--- Directions for this task ---
Pull out every line with the word "positive" from the entries below.

----------

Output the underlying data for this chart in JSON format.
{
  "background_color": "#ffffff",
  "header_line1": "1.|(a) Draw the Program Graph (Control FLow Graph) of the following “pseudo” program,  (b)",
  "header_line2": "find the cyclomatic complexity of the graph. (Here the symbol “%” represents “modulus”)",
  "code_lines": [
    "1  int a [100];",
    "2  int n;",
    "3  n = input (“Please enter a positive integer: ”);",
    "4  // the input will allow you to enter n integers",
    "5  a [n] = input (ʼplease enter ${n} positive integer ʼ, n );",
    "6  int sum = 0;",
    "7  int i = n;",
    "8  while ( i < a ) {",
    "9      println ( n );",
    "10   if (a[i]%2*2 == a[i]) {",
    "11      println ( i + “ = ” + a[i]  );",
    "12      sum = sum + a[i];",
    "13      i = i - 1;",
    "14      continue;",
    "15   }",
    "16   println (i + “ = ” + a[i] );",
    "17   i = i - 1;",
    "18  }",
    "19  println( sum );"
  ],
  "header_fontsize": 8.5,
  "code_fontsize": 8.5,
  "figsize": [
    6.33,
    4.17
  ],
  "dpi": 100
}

----------

--- Written solution ---
    "3  n = input (“Please enter a positive integer: ”);",
    "5  a [n] = input (ʼplease enter ${n} positive integer ʼ, n );",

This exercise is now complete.